>> Start

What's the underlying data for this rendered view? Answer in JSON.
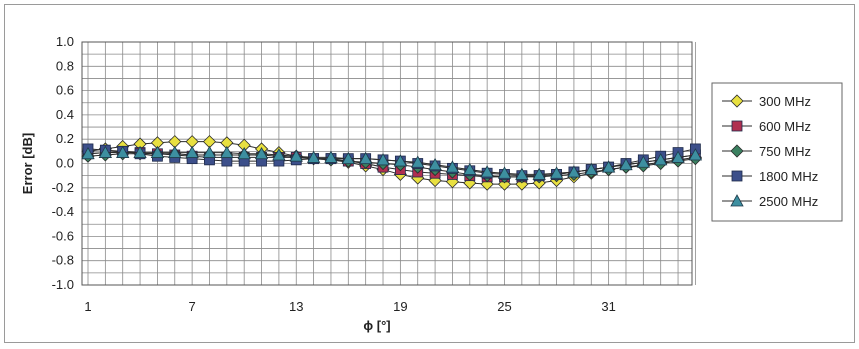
{
  "chart_data": {
    "type": "line",
    "xlabel": "ϕ [°]",
    "ylabel": "Error [dB]",
    "xlim": [
      1,
      36
    ],
    "ylim": [
      -1.0,
      1.0
    ],
    "x_ticks": [
      "1",
      "7",
      "13",
      "19",
      "25",
      "31"
    ],
    "y_ticks": [
      "1.0",
      "0.8",
      "0.6",
      "0.4",
      "0.2",
      "0.0",
      "-0.2",
      "-0.4",
      "-0.6",
      "-0.8",
      "-1.0"
    ],
    "grid": true,
    "legend_position": "right",
    "x": [
      1,
      2,
      3,
      4,
      5,
      6,
      7,
      8,
      9,
      10,
      11,
      12,
      13,
      14,
      15,
      16,
      17,
      18,
      19,
      20,
      21,
      22,
      23,
      24,
      25,
      26,
      27,
      28,
      29,
      30,
      31,
      32,
      33,
      34,
      35,
      36
    ],
    "series": [
      {
        "name": "300 MHz",
        "color": "#e8e040",
        "marker": "diamond",
        "values": [
          0.1,
          0.12,
          0.14,
          0.16,
          0.17,
          0.18,
          0.18,
          0.18,
          0.17,
          0.15,
          0.12,
          0.09,
          0.06,
          0.04,
          0.03,
          0.01,
          -0.02,
          -0.05,
          -0.09,
          -0.12,
          -0.14,
          -0.15,
          -0.16,
          -0.17,
          -0.17,
          -0.17,
          -0.16,
          -0.14,
          -0.11,
          -0.08,
          -0.05,
          -0.03,
          -0.01,
          0.01,
          0.03,
          0.05
        ]
      },
      {
        "name": "600 MHz",
        "color": "#b03050",
        "marker": "square",
        "values": [
          0.08,
          0.09,
          0.1,
          0.09,
          0.08,
          0.07,
          0.06,
          0.05,
          0.05,
          0.05,
          0.05,
          0.05,
          0.05,
          0.04,
          0.04,
          0.02,
          0.0,
          -0.03,
          -0.05,
          -0.07,
          -0.08,
          -0.09,
          -0.1,
          -0.11,
          -0.11,
          -0.11,
          -0.1,
          -0.09,
          -0.07,
          -0.05,
          -0.03,
          -0.01,
          0.01,
          0.03,
          0.05,
          0.07
        ]
      },
      {
        "name": "750 MHz",
        "color": "#3a8060",
        "marker": "diamond",
        "values": [
          0.06,
          0.07,
          0.08,
          0.08,
          0.08,
          0.08,
          0.07,
          0.07,
          0.07,
          0.07,
          0.07,
          0.06,
          0.05,
          0.04,
          0.03,
          0.02,
          0.01,
          0.0,
          -0.01,
          -0.03,
          -0.05,
          -0.07,
          -0.09,
          -0.1,
          -0.11,
          -0.11,
          -0.11,
          -0.1,
          -0.09,
          -0.07,
          -0.05,
          -0.03,
          -0.02,
          0.0,
          0.02,
          0.04
        ]
      },
      {
        "name": "1800 MHz",
        "color": "#3c4f8a",
        "marker": "square",
        "values": [
          0.12,
          0.11,
          0.1,
          0.08,
          0.06,
          0.05,
          0.04,
          0.03,
          0.02,
          0.02,
          0.02,
          0.02,
          0.03,
          0.04,
          0.04,
          0.04,
          0.04,
          0.03,
          0.02,
          0.0,
          -0.02,
          -0.04,
          -0.06,
          -0.08,
          -0.09,
          -0.1,
          -0.1,
          -0.09,
          -0.07,
          -0.05,
          -0.03,
          0.0,
          0.03,
          0.06,
          0.09,
          0.12
        ]
      },
      {
        "name": "2500 MHz",
        "color": "#3d8fa0",
        "marker": "triangle",
        "values": [
          0.08,
          0.09,
          0.09,
          0.09,
          0.09,
          0.09,
          0.09,
          0.09,
          0.09,
          0.08,
          0.08,
          0.07,
          0.06,
          0.05,
          0.05,
          0.04,
          0.04,
          0.03,
          0.02,
          0.01,
          -0.01,
          -0.03,
          -0.05,
          -0.07,
          -0.08,
          -0.09,
          -0.09,
          -0.08,
          -0.07,
          -0.05,
          -0.03,
          -0.01,
          0.01,
          0.03,
          0.05,
          0.07
        ]
      }
    ]
  }
}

>> End

_PROBLEM REQUIREMENTS:_
Repeat the listing verbatim. Skip the pictures.

_RESPONSE:_
What's the underlying data for this rendered view? Answer in JSON.
{
  "chart_data": {
    "type": "line",
    "xlabel": "ϕ [°]",
    "ylabel": "Error [dB]",
    "xlim": [
      1,
      36
    ],
    "ylim": [
      -1.0,
      1.0
    ],
    "x_ticks": [
      "1",
      "7",
      "13",
      "19",
      "25",
      "31"
    ],
    "y_ticks": [
      "1.0",
      "0.8",
      "0.6",
      "0.4",
      "0.2",
      "0.0",
      "-0.2",
      "-0.4",
      "-0.6",
      "-0.8",
      "-1.0"
    ],
    "grid": true,
    "legend_position": "right",
    "x": [
      1,
      2,
      3,
      4,
      5,
      6,
      7,
      8,
      9,
      10,
      11,
      12,
      13,
      14,
      15,
      16,
      17,
      18,
      19,
      20,
      21,
      22,
      23,
      24,
      25,
      26,
      27,
      28,
      29,
      30,
      31,
      32,
      33,
      34,
      35,
      36
    ],
    "series": [
      {
        "name": "300 MHz",
        "color": "#e8e040",
        "marker": "diamond",
        "values": [
          0.1,
          0.12,
          0.14,
          0.16,
          0.17,
          0.18,
          0.18,
          0.18,
          0.17,
          0.15,
          0.12,
          0.09,
          0.06,
          0.04,
          0.03,
          0.01,
          -0.02,
          -0.05,
          -0.09,
          -0.12,
          -0.14,
          -0.15,
          -0.16,
          -0.17,
          -0.17,
          -0.17,
          -0.16,
          -0.14,
          -0.11,
          -0.08,
          -0.05,
          -0.03,
          -0.01,
          0.01,
          0.03,
          0.05
        ]
      },
      {
        "name": "600 MHz",
        "color": "#b03050",
        "marker": "square",
        "values": [
          0.08,
          0.09,
          0.1,
          0.09,
          0.08,
          0.07,
          0.06,
          0.05,
          0.05,
          0.05,
          0.05,
          0.05,
          0.05,
          0.04,
          0.04,
          0.02,
          0.0,
          -0.03,
          -0.05,
          -0.07,
          -0.08,
          -0.09,
          -0.1,
          -0.11,
          -0.11,
          -0.11,
          -0.1,
          -0.09,
          -0.07,
          -0.05,
          -0.03,
          -0.01,
          0.01,
          0.03,
          0.05,
          0.07
        ]
      },
      {
        "name": "750 MHz",
        "color": "#3a8060",
        "marker": "diamond",
        "values": [
          0.06,
          0.07,
          0.08,
          0.08,
          0.08,
          0.08,
          0.07,
          0.07,
          0.07,
          0.07,
          0.07,
          0.06,
          0.05,
          0.04,
          0.03,
          0.02,
          0.01,
          0.0,
          -0.01,
          -0.03,
          -0.05,
          -0.07,
          -0.09,
          -0.1,
          -0.11,
          -0.11,
          -0.11,
          -0.1,
          -0.09,
          -0.07,
          -0.05,
          -0.03,
          -0.02,
          0.0,
          0.02,
          0.04
        ]
      },
      {
        "name": "1800 MHz",
        "color": "#3c4f8a",
        "marker": "square",
        "values": [
          0.12,
          0.11,
          0.1,
          0.08,
          0.06,
          0.05,
          0.04,
          0.03,
          0.02,
          0.02,
          0.02,
          0.02,
          0.03,
          0.04,
          0.04,
          0.04,
          0.04,
          0.03,
          0.02,
          0.0,
          -0.02,
          -0.04,
          -0.06,
          -0.08,
          -0.09,
          -0.1,
          -0.1,
          -0.09,
          -0.07,
          -0.05,
          -0.03,
          0.0,
          0.03,
          0.06,
          0.09,
          0.12
        ]
      },
      {
        "name": "2500 MHz",
        "color": "#3d8fa0",
        "marker": "triangle",
        "values": [
          0.08,
          0.09,
          0.09,
          0.09,
          0.09,
          0.09,
          0.09,
          0.09,
          0.09,
          0.08,
          0.08,
          0.07,
          0.06,
          0.05,
          0.05,
          0.04,
          0.04,
          0.03,
          0.02,
          0.01,
          -0.01,
          -0.03,
          -0.05,
          -0.07,
          -0.08,
          -0.09,
          -0.09,
          -0.08,
          -0.07,
          -0.05,
          -0.03,
          -0.01,
          0.01,
          0.03,
          0.05,
          0.07
        ]
      }
    ]
  }
}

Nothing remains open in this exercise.